Below are some records; reproduce every one of them exactly.

[Records from a data source]
========
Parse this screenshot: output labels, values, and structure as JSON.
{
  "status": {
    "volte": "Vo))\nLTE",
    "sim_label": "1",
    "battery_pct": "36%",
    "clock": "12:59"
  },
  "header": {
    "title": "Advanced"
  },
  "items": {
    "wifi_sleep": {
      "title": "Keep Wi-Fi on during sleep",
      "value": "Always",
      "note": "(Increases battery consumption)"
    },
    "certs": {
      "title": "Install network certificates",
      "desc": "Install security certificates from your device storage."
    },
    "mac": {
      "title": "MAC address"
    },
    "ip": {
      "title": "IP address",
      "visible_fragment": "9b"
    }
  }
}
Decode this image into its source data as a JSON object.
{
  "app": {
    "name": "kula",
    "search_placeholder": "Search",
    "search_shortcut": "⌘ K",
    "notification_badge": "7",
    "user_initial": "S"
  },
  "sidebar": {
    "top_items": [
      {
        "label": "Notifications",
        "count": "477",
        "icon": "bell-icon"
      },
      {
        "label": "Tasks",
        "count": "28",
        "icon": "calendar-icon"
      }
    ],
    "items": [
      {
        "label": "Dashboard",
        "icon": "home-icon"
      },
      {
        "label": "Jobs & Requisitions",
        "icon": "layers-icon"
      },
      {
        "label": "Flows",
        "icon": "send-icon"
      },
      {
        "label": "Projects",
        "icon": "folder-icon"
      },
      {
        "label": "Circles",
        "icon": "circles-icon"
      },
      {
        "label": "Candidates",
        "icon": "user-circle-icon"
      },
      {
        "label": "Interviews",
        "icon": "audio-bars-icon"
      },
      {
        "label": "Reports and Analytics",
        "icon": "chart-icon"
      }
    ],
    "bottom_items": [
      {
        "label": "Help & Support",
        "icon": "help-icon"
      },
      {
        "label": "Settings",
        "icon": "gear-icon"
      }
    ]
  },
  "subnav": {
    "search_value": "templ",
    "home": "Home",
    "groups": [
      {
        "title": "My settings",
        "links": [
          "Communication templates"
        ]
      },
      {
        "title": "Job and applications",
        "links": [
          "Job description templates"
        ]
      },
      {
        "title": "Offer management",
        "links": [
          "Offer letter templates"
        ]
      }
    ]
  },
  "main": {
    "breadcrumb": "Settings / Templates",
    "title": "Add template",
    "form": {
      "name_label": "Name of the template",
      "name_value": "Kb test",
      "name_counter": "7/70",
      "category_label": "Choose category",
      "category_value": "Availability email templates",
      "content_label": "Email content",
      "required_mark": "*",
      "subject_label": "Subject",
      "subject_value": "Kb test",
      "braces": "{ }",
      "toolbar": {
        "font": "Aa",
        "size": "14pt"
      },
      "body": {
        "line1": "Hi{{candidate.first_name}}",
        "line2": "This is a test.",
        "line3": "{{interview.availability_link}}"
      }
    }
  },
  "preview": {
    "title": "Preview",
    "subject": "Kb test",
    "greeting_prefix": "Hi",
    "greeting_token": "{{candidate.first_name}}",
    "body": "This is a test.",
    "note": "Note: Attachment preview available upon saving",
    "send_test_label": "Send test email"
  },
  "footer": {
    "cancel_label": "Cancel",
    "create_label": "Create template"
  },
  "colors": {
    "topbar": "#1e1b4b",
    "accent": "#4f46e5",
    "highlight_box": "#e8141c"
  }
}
========
Output of the task →
Parse this screenshot: output labels, values, and structure as JSON.
{
  "status": {
    "volte": "Vo))\nLTE",
    "sim_label": "1",
    "battery_pct": "36%",
    "clock": "12:59"
  },
  "header": {
    "title": "Advanced"
  },
  "items": {
    "wifi_sleep": {
      "title": "Keep Wi-Fi on during sleep",
      "value": "Always",
      "note": "(Increases battery consumption)"
    },
    "certs": {
      "title": "Install network certificates",
      "desc": "Install security certificates from your device storage."
    },
    "mac": {
      "title": "MAC address"
    },
    "ip": {
      "title": "IP address",
      "visible_fragment": "9b"
    }
  }
}
Decode this image into its source data as a JSON object.
{
  "app": {
    "name": "kula",
    "search_placeholder": "Search",
    "search_shortcut": "⌘ K",
    "notification_badge": "7",
    "user_initial": "S"
  },
  "sidebar": {
    "top_items": [
      {
        "label": "Notifications",
        "count": "477",
        "icon": "bell-icon"
      },
      {
        "label": "Tasks",
        "count": "28",
        "icon": "calendar-icon"
      }
    ],
    "items": [
      {
        "label": "Dashboard",
        "icon": "home-icon"
      },
      {
        "label": "Jobs & Requisitions",
        "icon": "layers-icon"
      },
      {
        "label": "Flows",
        "icon": "send-icon"
      },
      {
        "label": "Projects",
        "icon": "folder-icon"
      },
      {
        "label": "Circles",
        "icon": "circles-icon"
      },
      {
        "label": "Candidates",
        "icon": "user-circle-icon"
      },
      {
        "label": "Interviews",
        "icon": "audio-bars-icon"
      },
      {
        "label": "Reports and Analytics",
        "icon": "chart-icon"
      }
    ],
    "bottom_items": [
      {
        "label": "Help & Support",
        "icon": "help-icon"
      },
      {
        "label": "Settings",
        "icon": "gear-icon"
      }
    ]
  },
  "subnav": {
    "search_value": "templ",
    "home": "Home",
    "groups": [
      {
        "title": "My settings",
        "links": [
          "Communication templates"
        ]
      },
      {
        "title": "Job and applications",
        "links": [
          "Job description templates"
        ]
      },
      {
        "title": "Offer management",
        "links": [
          "Offer letter templates"
        ]
      }
    ]
  },
  "main": {
    "breadcrumb": "Settings / Templates",
    "title": "Add template",
    "form": {
      "name_label": "Name of the template",
      "name_value": "Kb test",
      "name_counter": "7/70",
      "category_label": "Choose category",
      "category_value": "Availability email templates",
      "content_label": "Email content",
      "required_mark": "*",
      "subject_label": "Subject",
      "subject_value": "Kb test",
      "braces": "{ }",
      "toolbar": {
        "font": "Aa",
        "size": "14pt"
      },
      "body": {
        "line1": "Hi{{candidate.first_name}}",
        "line2": "This is a test.",
        "line3": "{{interview.availability_link}}"
      }
    }
  },
  "preview": {
    "title": "Preview",
    "subject": "Kb test",
    "greeting_prefix": "Hi",
    "greeting_token": "{{candidate.first_name}}",
    "body": "This is a test.",
    "note": "Note: Attachment preview available upon saving",
    "send_test_label": "Send test email"
  },
  "footer": {
    "cancel_label": "Cancel",
    "create_label": "Create template"
  },
  "colors": {
    "topbar": "#1e1b4b",
    "accent": "#4f46e5",
    "highlight_box": "#e8141c"
  }
}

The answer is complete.